_Data records_.
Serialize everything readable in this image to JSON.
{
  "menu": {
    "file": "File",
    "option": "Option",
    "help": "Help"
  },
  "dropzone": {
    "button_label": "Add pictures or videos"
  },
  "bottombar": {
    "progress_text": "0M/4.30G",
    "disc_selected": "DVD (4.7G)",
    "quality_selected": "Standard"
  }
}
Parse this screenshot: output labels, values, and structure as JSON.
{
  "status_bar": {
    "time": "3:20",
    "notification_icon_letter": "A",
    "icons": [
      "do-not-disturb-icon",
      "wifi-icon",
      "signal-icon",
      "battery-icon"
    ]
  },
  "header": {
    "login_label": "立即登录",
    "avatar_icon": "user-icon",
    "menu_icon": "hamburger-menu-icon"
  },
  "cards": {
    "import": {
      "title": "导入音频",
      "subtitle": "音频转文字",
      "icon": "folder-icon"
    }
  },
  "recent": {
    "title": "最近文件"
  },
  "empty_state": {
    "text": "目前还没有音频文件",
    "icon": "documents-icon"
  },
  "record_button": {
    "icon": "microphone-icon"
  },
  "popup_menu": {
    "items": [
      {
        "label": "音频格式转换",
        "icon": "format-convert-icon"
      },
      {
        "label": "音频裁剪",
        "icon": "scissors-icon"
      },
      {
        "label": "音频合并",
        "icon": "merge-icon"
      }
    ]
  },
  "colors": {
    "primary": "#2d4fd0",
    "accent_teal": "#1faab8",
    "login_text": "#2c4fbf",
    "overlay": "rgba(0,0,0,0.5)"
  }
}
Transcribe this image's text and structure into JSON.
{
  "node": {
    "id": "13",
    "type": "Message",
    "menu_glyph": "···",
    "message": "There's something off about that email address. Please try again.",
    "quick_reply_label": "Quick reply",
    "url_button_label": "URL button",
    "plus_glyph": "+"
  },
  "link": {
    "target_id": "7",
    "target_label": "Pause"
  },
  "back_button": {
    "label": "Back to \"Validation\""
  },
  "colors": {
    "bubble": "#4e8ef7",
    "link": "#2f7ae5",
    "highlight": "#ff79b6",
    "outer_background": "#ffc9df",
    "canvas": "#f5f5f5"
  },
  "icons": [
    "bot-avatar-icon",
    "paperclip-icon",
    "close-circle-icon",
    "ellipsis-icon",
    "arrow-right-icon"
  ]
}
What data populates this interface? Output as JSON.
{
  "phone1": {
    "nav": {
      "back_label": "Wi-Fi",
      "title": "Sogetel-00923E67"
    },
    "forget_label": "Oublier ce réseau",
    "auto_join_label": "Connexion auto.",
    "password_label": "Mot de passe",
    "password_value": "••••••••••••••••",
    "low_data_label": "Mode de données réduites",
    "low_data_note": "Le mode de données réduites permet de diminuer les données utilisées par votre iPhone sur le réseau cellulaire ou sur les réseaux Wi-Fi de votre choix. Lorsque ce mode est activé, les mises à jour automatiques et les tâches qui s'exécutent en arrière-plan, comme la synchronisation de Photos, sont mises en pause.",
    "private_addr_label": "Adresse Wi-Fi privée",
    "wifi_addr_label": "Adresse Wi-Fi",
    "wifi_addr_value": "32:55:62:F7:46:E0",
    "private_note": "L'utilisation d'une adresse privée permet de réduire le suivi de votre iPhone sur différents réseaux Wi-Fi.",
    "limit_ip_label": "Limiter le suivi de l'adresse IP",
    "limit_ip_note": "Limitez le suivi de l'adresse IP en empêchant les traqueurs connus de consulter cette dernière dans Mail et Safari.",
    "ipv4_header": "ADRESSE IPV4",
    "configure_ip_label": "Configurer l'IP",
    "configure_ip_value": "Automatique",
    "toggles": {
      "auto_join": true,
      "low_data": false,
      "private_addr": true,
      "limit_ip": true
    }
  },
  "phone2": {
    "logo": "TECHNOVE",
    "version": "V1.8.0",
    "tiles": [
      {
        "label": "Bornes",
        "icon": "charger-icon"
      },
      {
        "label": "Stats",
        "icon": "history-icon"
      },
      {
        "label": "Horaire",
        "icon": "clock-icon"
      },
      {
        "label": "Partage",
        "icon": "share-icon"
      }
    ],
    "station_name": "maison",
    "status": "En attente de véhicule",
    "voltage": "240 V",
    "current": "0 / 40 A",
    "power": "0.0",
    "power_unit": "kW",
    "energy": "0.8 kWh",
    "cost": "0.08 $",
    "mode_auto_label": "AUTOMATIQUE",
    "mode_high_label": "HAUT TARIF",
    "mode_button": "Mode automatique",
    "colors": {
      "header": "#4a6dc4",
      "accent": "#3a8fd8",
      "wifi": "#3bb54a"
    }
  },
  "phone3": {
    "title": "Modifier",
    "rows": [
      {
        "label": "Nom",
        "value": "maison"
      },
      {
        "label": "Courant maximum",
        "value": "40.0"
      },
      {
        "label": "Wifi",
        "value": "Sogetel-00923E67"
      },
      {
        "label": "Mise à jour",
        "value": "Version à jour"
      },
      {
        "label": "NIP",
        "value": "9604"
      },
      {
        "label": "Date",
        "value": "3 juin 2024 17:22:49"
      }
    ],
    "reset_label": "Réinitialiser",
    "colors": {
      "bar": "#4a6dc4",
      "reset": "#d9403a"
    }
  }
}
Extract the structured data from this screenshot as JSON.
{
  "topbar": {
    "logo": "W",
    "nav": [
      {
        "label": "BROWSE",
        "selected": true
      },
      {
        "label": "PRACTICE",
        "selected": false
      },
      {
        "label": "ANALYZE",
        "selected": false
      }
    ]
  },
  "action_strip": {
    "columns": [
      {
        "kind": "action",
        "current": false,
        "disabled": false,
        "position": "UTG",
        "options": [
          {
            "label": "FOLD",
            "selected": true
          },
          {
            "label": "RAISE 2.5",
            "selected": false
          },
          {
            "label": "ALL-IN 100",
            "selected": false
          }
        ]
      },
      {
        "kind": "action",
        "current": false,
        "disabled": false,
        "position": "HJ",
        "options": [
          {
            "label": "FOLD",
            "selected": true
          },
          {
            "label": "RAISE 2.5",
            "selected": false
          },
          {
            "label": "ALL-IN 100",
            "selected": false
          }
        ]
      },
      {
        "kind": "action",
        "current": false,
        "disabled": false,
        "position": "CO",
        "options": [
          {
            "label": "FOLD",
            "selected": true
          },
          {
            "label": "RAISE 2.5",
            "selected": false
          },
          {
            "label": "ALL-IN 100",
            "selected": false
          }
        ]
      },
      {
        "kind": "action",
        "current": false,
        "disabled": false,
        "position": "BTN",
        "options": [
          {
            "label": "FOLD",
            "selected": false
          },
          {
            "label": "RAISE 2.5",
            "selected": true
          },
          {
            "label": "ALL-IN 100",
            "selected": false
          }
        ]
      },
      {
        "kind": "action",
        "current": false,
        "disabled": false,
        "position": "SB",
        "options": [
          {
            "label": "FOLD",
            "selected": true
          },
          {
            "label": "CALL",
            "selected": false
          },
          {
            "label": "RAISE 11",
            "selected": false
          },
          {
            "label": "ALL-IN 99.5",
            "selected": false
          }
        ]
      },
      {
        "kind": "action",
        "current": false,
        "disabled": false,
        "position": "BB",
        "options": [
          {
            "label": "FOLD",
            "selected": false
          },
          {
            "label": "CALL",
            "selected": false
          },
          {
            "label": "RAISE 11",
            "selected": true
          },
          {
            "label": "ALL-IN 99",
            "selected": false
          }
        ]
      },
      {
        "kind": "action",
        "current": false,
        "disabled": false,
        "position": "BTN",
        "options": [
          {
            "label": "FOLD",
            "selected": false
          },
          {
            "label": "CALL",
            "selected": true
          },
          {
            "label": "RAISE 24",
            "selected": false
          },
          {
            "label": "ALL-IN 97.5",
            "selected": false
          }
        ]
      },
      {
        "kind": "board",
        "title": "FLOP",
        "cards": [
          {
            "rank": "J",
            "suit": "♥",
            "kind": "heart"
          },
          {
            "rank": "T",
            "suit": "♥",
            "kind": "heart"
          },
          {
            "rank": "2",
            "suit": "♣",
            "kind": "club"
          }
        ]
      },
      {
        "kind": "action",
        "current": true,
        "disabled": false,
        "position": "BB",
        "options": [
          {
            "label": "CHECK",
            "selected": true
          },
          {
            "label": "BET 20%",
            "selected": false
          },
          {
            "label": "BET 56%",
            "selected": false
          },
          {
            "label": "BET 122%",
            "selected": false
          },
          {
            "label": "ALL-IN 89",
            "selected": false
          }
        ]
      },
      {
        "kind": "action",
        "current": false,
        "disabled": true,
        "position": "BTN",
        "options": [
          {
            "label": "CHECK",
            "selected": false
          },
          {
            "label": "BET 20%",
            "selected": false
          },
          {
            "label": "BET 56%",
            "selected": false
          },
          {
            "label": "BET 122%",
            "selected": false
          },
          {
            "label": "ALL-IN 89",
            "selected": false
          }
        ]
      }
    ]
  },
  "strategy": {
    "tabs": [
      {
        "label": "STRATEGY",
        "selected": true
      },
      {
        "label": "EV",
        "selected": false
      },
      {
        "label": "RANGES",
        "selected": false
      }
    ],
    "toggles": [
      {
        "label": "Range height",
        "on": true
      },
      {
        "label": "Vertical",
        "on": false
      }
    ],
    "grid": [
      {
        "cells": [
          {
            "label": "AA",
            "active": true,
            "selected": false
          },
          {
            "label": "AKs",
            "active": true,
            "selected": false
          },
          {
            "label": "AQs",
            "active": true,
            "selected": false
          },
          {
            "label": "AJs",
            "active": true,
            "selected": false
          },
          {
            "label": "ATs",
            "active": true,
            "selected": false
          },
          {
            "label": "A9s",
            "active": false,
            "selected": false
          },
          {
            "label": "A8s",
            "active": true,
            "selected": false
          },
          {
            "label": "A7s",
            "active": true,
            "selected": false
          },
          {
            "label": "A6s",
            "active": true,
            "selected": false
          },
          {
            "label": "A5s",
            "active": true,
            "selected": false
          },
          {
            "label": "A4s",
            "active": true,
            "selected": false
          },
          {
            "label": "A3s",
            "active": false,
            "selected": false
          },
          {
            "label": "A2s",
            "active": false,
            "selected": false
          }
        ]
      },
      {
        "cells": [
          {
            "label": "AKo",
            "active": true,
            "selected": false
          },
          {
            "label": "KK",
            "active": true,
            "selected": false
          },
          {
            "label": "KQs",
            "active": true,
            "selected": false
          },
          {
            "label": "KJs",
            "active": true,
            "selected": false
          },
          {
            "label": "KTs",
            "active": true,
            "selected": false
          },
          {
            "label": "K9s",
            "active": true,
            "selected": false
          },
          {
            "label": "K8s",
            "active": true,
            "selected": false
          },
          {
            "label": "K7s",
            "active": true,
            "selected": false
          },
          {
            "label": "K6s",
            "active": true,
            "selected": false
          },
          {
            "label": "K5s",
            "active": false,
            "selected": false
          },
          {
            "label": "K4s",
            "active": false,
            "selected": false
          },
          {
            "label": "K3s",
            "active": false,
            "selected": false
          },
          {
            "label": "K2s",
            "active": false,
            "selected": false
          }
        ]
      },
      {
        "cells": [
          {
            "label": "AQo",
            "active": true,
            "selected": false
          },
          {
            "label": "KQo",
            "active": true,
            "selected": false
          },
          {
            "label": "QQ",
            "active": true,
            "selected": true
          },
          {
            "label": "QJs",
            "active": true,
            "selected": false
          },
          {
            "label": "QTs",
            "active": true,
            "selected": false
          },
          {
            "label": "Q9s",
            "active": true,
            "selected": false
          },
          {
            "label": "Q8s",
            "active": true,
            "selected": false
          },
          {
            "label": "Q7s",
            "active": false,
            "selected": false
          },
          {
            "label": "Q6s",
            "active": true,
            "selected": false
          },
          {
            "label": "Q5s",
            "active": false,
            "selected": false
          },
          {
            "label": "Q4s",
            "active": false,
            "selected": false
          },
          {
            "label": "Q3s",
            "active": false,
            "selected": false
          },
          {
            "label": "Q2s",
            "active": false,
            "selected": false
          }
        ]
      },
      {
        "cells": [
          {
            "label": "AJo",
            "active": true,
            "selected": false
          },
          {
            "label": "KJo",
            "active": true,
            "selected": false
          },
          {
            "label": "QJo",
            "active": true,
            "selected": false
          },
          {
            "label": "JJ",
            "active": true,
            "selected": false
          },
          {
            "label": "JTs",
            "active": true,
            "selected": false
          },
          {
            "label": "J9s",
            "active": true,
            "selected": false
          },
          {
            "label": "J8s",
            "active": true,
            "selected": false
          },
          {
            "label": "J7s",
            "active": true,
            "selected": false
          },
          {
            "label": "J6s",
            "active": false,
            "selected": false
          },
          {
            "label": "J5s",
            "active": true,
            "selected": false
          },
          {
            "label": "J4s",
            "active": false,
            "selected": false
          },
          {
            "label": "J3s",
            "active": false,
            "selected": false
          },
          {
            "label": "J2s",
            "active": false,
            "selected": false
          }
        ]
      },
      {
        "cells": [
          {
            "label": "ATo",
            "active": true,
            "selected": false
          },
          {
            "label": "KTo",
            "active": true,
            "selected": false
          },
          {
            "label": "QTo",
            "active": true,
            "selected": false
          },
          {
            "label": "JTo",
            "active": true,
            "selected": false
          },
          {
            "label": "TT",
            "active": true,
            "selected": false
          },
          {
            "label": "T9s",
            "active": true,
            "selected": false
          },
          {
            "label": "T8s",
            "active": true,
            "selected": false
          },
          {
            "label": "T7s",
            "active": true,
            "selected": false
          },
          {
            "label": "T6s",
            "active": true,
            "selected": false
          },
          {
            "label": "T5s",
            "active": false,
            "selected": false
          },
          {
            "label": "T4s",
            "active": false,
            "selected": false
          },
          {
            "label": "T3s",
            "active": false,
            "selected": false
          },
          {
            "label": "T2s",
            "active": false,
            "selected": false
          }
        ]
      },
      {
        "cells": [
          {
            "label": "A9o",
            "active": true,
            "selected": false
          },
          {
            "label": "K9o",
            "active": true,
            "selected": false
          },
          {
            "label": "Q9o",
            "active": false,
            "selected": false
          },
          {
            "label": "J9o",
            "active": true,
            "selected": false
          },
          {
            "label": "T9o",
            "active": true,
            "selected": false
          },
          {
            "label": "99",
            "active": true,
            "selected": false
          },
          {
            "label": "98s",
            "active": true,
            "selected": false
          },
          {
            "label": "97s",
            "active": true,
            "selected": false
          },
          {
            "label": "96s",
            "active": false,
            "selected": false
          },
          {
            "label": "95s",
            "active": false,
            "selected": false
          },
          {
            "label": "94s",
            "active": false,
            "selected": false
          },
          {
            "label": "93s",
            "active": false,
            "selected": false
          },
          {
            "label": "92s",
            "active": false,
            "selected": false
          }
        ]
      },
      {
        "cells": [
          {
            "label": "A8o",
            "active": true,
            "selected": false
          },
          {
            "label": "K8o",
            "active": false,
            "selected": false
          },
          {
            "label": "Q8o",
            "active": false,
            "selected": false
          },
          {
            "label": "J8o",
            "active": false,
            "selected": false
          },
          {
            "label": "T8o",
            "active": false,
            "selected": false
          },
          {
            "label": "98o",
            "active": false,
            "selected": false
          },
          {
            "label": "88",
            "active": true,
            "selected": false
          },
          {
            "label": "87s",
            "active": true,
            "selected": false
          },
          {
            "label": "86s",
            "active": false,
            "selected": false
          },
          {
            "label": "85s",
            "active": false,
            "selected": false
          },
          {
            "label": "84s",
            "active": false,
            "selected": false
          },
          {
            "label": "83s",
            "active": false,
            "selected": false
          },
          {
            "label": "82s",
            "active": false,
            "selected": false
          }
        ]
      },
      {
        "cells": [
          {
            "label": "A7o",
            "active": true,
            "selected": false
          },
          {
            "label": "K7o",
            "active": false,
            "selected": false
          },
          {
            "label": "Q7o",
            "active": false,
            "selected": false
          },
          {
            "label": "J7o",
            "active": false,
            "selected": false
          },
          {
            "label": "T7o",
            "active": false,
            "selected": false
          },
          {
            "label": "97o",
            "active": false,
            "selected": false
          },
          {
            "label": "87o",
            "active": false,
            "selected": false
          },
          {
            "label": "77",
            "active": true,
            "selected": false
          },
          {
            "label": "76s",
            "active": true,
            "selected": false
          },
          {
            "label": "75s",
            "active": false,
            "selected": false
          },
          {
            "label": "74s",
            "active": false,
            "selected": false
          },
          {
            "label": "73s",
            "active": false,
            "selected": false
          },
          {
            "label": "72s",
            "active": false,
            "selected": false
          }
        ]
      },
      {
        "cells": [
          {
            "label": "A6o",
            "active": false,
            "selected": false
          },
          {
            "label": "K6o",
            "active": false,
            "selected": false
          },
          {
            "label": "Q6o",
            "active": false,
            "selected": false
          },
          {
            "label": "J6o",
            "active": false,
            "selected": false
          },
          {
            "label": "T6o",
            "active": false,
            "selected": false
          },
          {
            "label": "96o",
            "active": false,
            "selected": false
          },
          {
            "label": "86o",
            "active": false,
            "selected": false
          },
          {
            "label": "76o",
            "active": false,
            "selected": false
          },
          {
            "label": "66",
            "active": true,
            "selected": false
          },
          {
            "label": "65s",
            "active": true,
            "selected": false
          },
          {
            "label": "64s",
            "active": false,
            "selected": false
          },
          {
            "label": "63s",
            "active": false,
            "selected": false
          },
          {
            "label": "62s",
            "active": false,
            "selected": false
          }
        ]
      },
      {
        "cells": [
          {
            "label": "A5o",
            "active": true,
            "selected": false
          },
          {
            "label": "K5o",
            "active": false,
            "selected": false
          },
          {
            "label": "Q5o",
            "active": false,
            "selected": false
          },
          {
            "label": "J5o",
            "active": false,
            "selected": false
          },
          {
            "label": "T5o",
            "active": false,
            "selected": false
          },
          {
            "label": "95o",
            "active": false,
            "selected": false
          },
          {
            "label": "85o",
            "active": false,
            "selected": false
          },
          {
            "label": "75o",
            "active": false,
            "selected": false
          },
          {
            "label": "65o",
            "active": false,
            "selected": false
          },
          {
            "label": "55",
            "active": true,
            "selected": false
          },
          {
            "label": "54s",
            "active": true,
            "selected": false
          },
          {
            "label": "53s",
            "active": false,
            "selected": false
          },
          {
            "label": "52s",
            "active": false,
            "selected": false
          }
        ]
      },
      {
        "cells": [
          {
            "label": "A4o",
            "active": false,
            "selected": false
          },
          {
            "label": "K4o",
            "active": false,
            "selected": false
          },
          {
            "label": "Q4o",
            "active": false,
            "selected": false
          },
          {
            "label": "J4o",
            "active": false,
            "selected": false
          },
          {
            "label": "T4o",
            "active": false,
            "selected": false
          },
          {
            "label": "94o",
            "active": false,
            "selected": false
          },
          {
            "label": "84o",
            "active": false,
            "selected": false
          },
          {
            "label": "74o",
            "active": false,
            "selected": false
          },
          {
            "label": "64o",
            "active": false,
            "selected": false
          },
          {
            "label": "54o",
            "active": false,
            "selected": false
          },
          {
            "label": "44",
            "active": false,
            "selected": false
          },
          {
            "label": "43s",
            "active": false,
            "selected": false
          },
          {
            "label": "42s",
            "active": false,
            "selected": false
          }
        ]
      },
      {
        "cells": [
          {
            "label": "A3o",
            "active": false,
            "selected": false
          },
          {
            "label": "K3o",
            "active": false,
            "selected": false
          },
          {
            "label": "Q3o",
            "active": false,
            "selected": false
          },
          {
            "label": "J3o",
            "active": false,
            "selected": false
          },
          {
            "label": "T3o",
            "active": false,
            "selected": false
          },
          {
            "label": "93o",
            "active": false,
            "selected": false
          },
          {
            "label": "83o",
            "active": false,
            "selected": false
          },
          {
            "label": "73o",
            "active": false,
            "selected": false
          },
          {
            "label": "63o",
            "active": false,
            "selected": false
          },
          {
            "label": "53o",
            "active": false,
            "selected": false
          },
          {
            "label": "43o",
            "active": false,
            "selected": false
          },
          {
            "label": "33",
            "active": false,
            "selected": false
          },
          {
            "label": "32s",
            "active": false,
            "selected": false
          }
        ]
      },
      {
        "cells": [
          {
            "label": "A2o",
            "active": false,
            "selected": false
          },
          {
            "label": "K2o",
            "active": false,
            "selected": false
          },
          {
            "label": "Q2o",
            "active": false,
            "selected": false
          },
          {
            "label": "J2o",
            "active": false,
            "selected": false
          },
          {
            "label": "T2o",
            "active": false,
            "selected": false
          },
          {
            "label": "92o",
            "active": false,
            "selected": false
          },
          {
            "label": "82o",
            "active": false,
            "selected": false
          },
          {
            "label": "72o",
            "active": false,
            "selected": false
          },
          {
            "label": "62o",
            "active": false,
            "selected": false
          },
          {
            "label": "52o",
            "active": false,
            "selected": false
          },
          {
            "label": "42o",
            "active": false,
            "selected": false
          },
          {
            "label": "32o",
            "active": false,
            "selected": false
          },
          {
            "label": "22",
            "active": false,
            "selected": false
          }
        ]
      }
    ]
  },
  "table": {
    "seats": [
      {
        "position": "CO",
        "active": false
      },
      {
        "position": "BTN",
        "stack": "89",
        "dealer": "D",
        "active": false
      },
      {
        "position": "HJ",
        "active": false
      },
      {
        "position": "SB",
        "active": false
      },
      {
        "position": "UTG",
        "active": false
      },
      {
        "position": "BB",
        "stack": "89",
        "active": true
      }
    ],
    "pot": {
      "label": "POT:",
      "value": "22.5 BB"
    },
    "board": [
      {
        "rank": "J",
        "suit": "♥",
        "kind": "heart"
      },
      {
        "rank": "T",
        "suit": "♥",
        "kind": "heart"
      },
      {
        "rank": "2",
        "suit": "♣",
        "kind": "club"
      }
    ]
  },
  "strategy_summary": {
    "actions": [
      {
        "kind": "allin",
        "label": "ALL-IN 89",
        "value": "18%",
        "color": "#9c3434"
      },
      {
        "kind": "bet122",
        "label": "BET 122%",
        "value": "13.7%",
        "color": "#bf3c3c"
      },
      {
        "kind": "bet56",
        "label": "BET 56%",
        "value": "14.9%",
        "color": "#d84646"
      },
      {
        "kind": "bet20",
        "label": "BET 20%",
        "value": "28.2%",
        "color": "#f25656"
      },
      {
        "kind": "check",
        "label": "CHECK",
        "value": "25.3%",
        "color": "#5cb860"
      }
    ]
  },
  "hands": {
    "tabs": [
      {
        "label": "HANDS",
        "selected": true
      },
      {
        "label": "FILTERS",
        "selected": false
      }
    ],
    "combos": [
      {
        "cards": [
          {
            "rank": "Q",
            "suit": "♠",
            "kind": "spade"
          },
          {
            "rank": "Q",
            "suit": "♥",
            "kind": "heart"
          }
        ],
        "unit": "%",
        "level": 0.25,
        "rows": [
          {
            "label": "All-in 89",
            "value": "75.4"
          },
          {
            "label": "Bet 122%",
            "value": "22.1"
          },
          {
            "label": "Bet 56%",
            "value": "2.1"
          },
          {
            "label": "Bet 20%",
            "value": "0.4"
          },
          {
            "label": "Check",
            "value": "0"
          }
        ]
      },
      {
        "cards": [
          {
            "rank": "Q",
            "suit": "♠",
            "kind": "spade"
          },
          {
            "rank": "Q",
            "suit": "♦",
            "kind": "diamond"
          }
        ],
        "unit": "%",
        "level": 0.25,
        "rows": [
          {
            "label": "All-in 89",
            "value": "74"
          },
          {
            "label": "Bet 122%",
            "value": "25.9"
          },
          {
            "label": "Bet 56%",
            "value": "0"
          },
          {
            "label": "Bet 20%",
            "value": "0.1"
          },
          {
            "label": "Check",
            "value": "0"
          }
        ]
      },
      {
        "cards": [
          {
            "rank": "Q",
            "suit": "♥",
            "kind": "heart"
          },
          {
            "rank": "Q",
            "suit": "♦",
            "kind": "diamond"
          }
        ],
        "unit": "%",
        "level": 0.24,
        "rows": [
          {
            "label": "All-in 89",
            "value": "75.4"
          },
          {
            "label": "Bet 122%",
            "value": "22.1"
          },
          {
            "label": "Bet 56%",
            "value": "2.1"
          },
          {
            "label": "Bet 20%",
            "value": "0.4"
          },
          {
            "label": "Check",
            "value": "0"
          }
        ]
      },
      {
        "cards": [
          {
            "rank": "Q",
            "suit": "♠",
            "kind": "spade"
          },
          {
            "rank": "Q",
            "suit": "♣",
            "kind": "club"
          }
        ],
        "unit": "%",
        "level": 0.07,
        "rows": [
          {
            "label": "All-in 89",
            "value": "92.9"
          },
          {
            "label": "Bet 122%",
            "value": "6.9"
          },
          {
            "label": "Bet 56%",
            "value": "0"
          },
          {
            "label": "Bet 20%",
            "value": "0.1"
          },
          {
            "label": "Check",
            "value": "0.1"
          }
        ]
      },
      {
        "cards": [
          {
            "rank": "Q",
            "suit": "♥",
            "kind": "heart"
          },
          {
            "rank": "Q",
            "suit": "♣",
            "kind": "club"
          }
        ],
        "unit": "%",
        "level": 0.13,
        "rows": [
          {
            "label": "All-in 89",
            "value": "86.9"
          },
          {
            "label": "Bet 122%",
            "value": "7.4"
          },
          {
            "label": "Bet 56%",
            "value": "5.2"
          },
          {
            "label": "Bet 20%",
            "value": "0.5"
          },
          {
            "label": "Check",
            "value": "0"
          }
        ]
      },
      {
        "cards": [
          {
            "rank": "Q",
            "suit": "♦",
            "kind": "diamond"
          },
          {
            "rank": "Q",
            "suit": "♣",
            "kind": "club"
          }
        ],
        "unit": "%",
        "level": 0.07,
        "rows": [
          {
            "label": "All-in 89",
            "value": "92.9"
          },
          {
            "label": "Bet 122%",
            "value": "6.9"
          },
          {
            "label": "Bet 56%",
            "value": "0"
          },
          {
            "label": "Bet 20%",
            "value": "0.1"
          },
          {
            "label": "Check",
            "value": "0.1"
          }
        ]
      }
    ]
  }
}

_Directions for this task_. Copy out all lines above that include the string "permet".

_Solution to the problem_.
    "low_data_note": "Le mode de données réduites permet de diminuer les données utilisées par votre iPhone sur le réseau cellulaire ou sur les réseaux Wi-Fi de votre choix. Lorsque ce mode est activé, les mises à jour automatiques et les tâches qui s'exécutent en arrière-plan, comme la synchronisation de Photos, sont mises en pause.",
    "private_note": "L'utilisation d'une adresse privée permet de réduire le suivi de votre iPhone sur différents réseaux Wi-Fi.",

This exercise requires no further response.